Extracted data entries
-- START --
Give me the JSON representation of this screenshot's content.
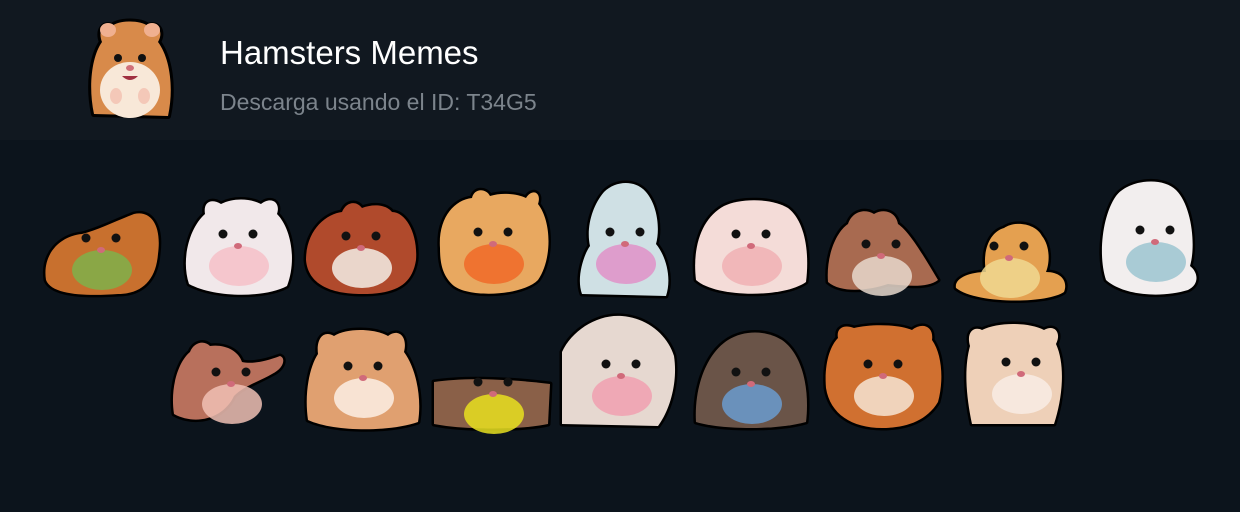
{
  "pack": {
    "title": "Hamsters Memes",
    "subtitle": "Descarga usando el ID: T34G5",
    "icon": "hamster-sticker-icon"
  },
  "colors": {
    "header_bg": "#111820",
    "page_bg": "#0c141c",
    "title": "#ffffff",
    "subtitle": "#7c848c"
  },
  "stickers": [
    {
      "name": "guinea-pig-sticker",
      "fur": "#c8702e",
      "accent": "#7fb04a"
    },
    {
      "name": "white-hamster-sticker",
      "fur": "#f1e8ea",
      "accent": "#f6c0c8"
    },
    {
      "name": "spotted-hamster-sticker",
      "fur": "#b04a2c",
      "accent": "#f4efe8"
    },
    {
      "name": "hamster-with-carrot-sticker",
      "fur": "#e8a860",
      "accent": "#f06a28"
    },
    {
      "name": "hamster-in-costume-sticker",
      "fur": "#cfe0e4",
      "accent": "#e090c8"
    },
    {
      "name": "puffy-hamster-sticker",
      "fur": "#f4dcd8",
      "accent": "#f0b0b4"
    },
    {
      "name": "hamster-with-brush-sticker",
      "fur": "#a86a50",
      "accent": "#e8d8cc"
    },
    {
      "name": "hamster-in-teacup-sticker",
      "fur": "#e4a050",
      "accent": "#f0d890"
    },
    {
      "name": "hooded-hamster-sticker",
      "fur": "#f2eeee",
      "accent": "#9cc4d0"
    },
    {
      "name": "waving-hamster-sticker",
      "fur": "#b8705c",
      "accent": "#f0c0b4"
    },
    {
      "name": "eating-hamster-sticker",
      "fur": "#e0a070",
      "accent": "#fbeee4"
    },
    {
      "name": "hamster-in-wheel-sticker",
      "fur": "#8a6048",
      "accent": "#e8e020"
    },
    {
      "name": "hamster-tongue-sticker",
      "fur": "#e6d8d0",
      "accent": "#f0a0b0"
    },
    {
      "name": "hamster-in-towel-sticker",
      "fur": "#6a5448",
      "accent": "#6a9cd0"
    },
    {
      "name": "ginger-hamster-sticker",
      "fur": "#d07030",
      "accent": "#f6e4d4"
    },
    {
      "name": "shocked-hamster-sticker",
      "fur": "#eed0b8",
      "accent": "#f8ece4"
    }
  ]
}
-- END --
§ What the task asks
All lines above containing the string "with" are to be collected.

§ Completed task
      "name": "hamster-with-carrot-sticker",
      "name": "hamster-with-brush-sticker",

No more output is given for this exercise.